** BEGIN GIVEN ENTRIES **

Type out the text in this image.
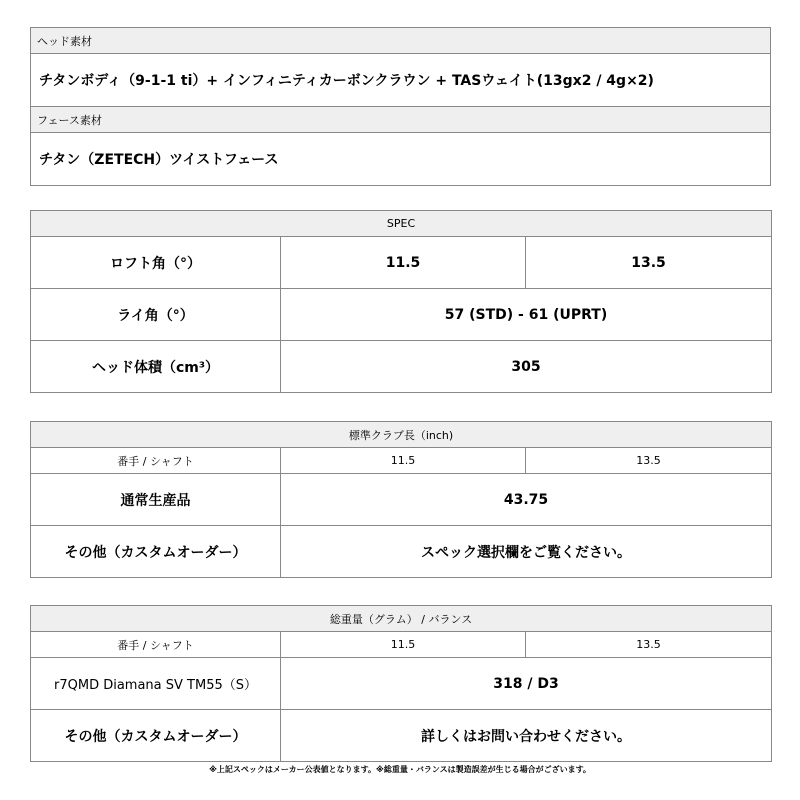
ヘッド素材
チタンボディ（9-1-1 ti）+ インフィニティカーボンクラウン + TASウェイト(13gx2 / 4g×2)
フェース素材
チタン（ZETECH）ツイストフェース
SPEC		
ロフト角（°）	11.5	13.5
ライ角（°）	57 (STD) - 61 (UPRT)	
ヘッド体積（cm³）	305	
標準クラブ長（inch)		
番手 / シャフト	11.5	13.5
通常生産品	43.75	
その他（カスタムオーダー）	スペック選択欄をご覧ください。	
総重量（グラム） / バランス		
番手 / シャフト	11.5	13.5
r7QMD Diamana SV TM55（S）	318 / D3	
その他（カスタムオーダー）	詳しくはお問い合わせください。	
※上記スペックはメーカー公表値となります。※総重量・バランスは製造誤差が生じる場合がございます。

** END GIVEN ENTRIES **

* **PROBLEM TO SOLVE**:
Identify how many lines in the entries above include the string "カスタムオーダー", then state that number alone.

* **WORKED ANSWER**:
2